-- START OF Task input --

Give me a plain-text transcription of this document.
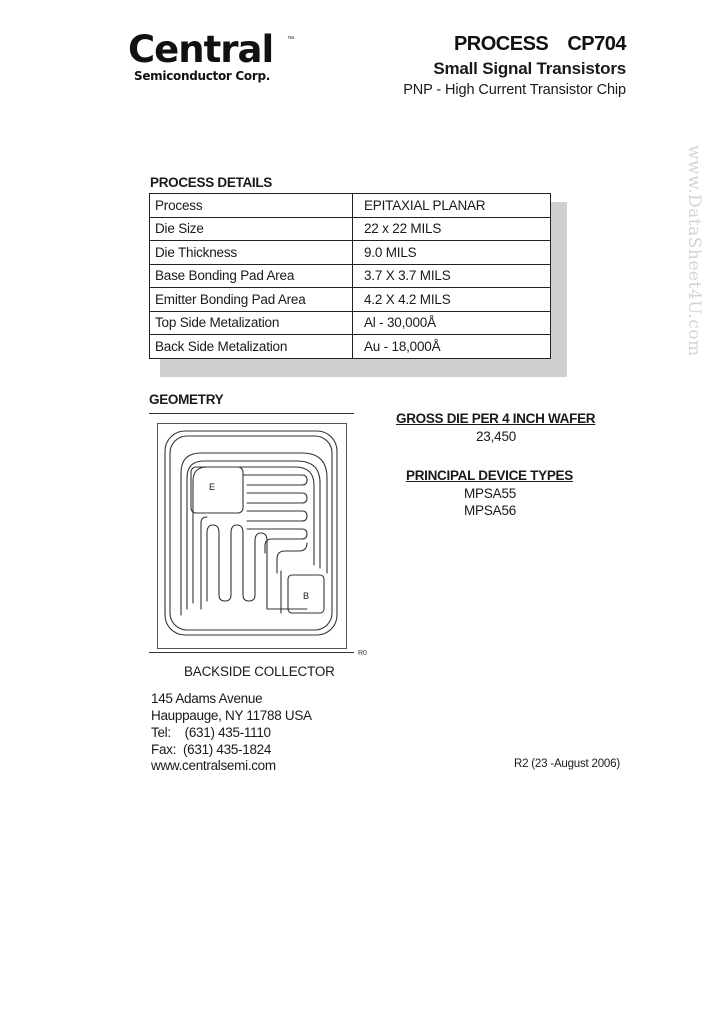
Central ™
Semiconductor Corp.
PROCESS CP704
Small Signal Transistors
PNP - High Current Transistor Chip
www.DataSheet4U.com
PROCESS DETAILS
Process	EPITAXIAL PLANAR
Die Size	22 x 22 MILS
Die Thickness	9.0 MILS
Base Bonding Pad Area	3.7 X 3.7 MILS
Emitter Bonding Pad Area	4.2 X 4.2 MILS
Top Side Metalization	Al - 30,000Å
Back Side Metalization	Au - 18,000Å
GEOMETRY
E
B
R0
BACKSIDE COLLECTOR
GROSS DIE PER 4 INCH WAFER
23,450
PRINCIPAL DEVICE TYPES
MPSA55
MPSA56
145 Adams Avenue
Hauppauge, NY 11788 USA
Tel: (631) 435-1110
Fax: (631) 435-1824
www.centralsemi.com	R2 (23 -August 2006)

-- END OF Task input --

Job → Transcribe every line from the records above without alteration, and leave out the images.

Exercise answer →
Give me a plain-text transcription of this document.
Central ™
Semiconductor Corp.
PROCESS CP704
Small Signal Transistors
PNP - High Current Transistor Chip
www.DataSheet4U.com
PROCESS DETAILS
Process	EPITAXIAL PLANAR
Die Size	22 x 22 MILS
Die Thickness	9.0 MILS
Base Bonding Pad Area	3.7 X 3.7 MILS
Emitter Bonding Pad Area	4.2 X 4.2 MILS
Top Side Metalization	Al - 30,000Å
Back Side Metalization	Au - 18,000Å
GEOMETRY
E
B
R0
BACKSIDE COLLECTOR
GROSS DIE PER 4 INCH WAFER
23,450
PRINCIPAL DEVICE TYPES
MPSA55
MPSA56
145 Adams Avenue
Hauppauge, NY 11788 USA
Tel: (631) 435-1110
Fax: (631) 435-1824
www.centralsemi.com	R2 (23 -August 2006)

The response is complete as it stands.